*Instructions to follow*
Where a line of the listing below includes the word "this", reproduce that line.

-- Start of Materials provided --

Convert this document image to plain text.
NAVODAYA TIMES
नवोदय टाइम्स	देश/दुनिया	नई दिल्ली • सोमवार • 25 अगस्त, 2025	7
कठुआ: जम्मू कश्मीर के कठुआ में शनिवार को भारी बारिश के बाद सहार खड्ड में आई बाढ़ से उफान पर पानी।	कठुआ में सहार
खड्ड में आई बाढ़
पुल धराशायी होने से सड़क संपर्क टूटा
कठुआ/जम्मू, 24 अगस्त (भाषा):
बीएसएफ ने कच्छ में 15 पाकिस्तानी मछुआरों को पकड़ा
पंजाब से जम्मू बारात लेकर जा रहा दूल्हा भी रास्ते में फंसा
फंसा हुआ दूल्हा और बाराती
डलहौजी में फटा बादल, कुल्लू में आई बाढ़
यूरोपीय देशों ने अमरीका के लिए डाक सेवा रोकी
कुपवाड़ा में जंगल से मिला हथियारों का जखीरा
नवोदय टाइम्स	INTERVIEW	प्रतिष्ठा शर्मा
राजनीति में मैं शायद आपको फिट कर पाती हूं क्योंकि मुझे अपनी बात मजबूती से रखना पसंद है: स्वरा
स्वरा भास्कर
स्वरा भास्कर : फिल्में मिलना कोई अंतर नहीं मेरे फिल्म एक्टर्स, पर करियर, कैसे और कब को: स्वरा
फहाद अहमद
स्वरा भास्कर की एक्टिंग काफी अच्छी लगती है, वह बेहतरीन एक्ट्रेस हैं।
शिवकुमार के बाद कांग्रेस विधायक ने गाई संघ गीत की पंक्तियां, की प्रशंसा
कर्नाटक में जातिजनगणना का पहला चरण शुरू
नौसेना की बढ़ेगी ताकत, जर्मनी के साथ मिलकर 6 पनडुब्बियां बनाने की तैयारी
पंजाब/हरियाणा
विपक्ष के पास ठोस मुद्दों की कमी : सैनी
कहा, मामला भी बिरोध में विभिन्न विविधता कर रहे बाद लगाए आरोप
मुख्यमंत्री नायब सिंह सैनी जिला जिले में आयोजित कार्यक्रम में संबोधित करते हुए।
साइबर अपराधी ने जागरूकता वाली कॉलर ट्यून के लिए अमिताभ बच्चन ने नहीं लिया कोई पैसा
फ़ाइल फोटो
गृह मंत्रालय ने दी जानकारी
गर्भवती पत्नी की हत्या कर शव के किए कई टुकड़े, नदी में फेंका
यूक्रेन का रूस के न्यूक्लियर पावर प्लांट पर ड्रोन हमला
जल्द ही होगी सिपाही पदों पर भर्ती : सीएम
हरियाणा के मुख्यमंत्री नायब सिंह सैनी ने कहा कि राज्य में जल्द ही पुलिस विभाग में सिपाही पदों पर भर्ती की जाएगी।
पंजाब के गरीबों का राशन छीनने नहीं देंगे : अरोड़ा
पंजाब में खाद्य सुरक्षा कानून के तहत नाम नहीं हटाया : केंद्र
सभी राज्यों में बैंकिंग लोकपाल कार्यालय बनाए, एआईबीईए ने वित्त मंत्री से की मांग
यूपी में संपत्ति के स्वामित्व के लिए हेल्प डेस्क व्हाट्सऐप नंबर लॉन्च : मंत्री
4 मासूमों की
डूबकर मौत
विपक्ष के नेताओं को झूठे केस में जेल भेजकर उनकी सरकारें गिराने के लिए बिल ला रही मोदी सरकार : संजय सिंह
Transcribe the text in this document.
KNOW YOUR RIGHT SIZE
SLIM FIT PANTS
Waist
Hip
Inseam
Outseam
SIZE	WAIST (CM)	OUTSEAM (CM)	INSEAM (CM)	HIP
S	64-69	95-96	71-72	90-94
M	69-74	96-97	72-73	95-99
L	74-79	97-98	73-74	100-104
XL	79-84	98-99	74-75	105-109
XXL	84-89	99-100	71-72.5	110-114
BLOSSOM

-- End of Materials provided --

*Task output*
Convert this document image to plain text.
Transcribe the text in this document.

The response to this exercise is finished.